• [REQUIRED WORK]: For each line below that includes the word "JSON", make a copy.

• [ROWS]:
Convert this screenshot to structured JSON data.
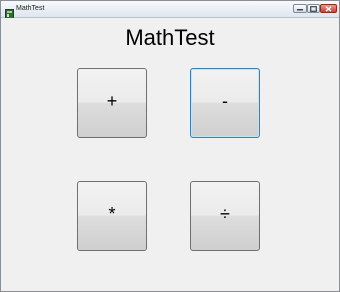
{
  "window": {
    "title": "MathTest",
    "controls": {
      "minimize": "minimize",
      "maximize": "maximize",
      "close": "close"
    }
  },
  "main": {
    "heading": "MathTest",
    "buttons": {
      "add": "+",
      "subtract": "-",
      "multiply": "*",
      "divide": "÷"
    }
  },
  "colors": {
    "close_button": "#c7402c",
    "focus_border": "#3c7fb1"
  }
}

---

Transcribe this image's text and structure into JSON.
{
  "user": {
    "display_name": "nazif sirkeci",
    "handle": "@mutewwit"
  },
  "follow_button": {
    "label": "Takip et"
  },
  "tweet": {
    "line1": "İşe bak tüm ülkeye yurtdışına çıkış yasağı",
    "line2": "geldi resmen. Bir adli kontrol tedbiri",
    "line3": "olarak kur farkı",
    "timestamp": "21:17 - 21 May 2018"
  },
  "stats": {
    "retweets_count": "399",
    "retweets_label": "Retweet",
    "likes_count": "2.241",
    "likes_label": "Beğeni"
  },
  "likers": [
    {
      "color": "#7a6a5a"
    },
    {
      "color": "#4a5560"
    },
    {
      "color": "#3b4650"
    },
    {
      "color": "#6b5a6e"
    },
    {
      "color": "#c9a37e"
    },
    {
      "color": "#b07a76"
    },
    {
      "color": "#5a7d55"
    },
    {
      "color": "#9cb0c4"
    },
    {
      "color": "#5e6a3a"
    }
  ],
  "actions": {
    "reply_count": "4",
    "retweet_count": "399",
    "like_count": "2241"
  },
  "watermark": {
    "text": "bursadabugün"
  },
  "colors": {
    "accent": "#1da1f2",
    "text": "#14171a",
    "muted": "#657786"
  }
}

• [COMPLETE OUTPUT]:
Convert this screenshot to structured JSON data.
Transcribe this image's text and structure into JSON.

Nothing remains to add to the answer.